**EXERCISE REQUIREMENTS:**
Scan the data below and report how many lines include the word "North". Nothing else is wanted.

**Excerpt from a dataset:**
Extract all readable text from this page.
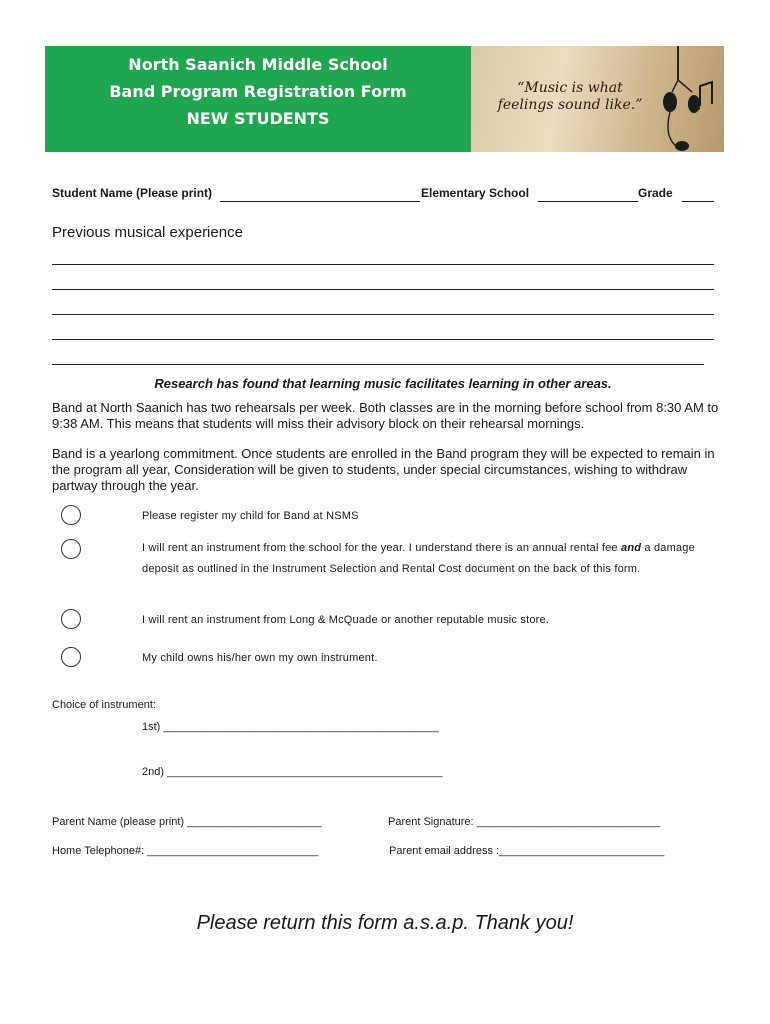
North Saanich Middle School
Band Program Registration Form
NEW STUDENTS
“Music is what
feelings sound like.”
Student Name (Please print)	Elementary School	Grade
Previous musical experience
Research has found that learning music facilitates learning in other areas.
Band at North Saanich has two rehearsals per week. Both classes are in the morning before school from 8:30 AM to 9:38 AM. This means that students will miss their advisory block on their rehearsal mornings.
Band is a yearlong commitment. Once students are enrolled in the Band program they will be expected to remain in the program all year, Consideration will be given to students, under special circumstances, wishing to withdraw partway through the year.
Please register my child for Band at NSMS
I will rent an instrument from the school for the year. I understand there is an annual rental fee and a damage deposit as outlined in the Instrument Selection and Rental Cost document on the back of this form.
I will rent an instrument from Long & McQuade or another reputable music store.
My child owns his/her own my own instrument.
Choice of instrument:
1st) _____________________________________________
2nd) _____________________________________________
Parent Name (please print) ______________________	Parent Signature: ______________________________
Home Telephone#: ____________________________	Parent email address :___________________________
Please return this form a.s.a.p. Thank you!
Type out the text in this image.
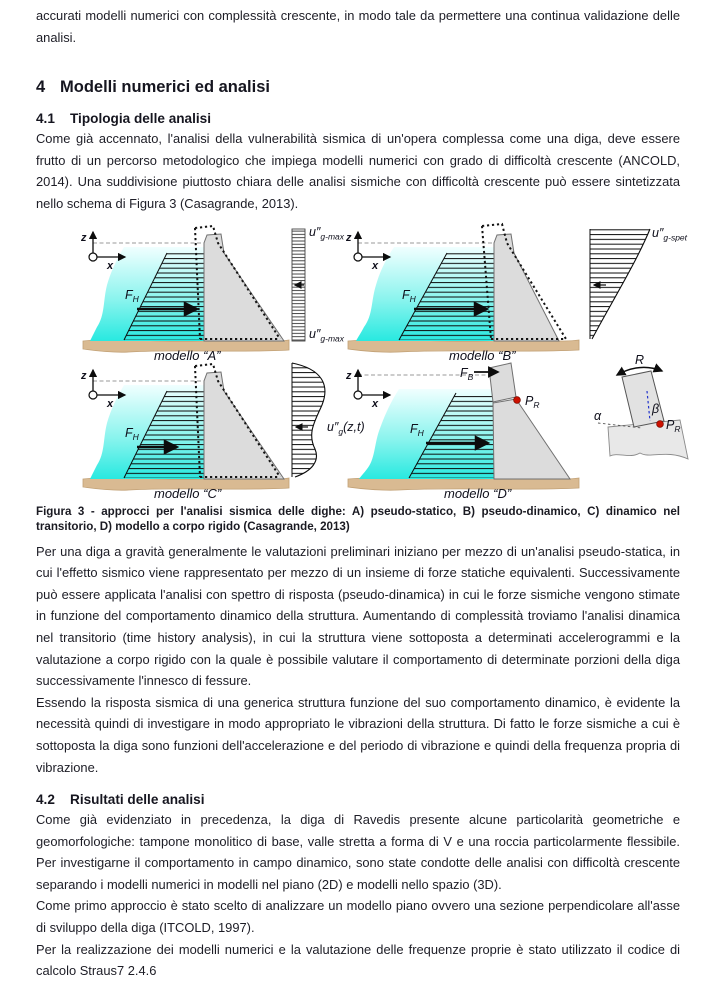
accurati modelli numerici con complessità crescente, in modo tale da permettere una continua validazione delle analisi.

4 Modelli numerici ed analisi
4.1 Tipologia delle analisi

Come già accennato, l'analisi della vulnerabilità sismica di un'opera complessa come una diga, deve essere frutto di un percorso metodologico che impiega modelli numerici con grado di difficoltà crescente (ANCOLD, 2014). Una suddivisione piuttosto chiara delle analisi sismiche con difficoltà crescente può essere sintetizzata nello schema di Figura 3 (Casagrande, 2013).

$F_H$
$u''_{g-max}$
$u''_{g-max}$
z
x
modello “A”
$F_H$
$u''_{g-spet}$
z
x
modello “B”
$F_H$
$u''_g(z,t)$
z
x
modello “C”
$F_H$
$F_B$
$P_R$
z
x
modello “D”
R
α	β
$P_R$

Figura 3 - approcci per l'analisi sismica delle dighe: A) pseudo-statico, B) pseudo-dinamico, C) dinamico nel transitorio, D) modello a corpo rigido (Casagrande, 2013)

Per una diga a gravità generalmente le valutazioni preliminari iniziano per mezzo di un'analisi pseudo-statica, in cui l'effetto sismico viene rappresentato per mezzo di un insieme di forze statiche equivalenti. Successivamente può essere applicata l'analisi con spettro di risposta (pseudo-dinamica) in cui le forze sismiche vengono stimate in funzione del comportamento dinamico della struttura. Aumentando di complessità troviamo l'analisi dinamica nel transitorio (time history analysis), in cui la struttura viene sottoposta a determinati accelerogrammi e la valutazione a corpo rigido con la quale è possibile valutare il comportamento di determinate porzioni della diga successivamente l'innesco di fessure.

Essendo la risposta sismica di una generica struttura funzione del suo comportamento dinamico, è evidente la necessità quindi di investigare in modo appropriato le vibrazioni della struttura. Di fatto le forze sismiche a cui è sottoposta la diga sono funzioni dell'accelerazione e del periodo di vibrazione e quindi della frequenza propria di vibrazione.

4.2 Risultati delle analisi

Come già evidenziato in precedenza, la diga di Ravedis presente alcune particolarità geometriche e geomorfologiche: tampone monolitico di base, valle stretta a forma di V e una roccia particolarmente flessibile. Per investigarne il comportamento in campo dinamico, sono state condotte delle analisi con difficoltà crescente separando i modelli numerici in modelli nel piano (2D) e modelli nello spazio (3D).

Come primo approccio è stato scelto di analizzare un modello piano ovvero una sezione perpendicolare all'asse di sviluppo della diga (ITCOLD, 1997).

Per la realizzazione dei modelli numerici e la valutazione delle frequenze proprie è stato utilizzato il codice di calcolo Straus7 2.4.6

**WRITTEN RESPONSE:**
2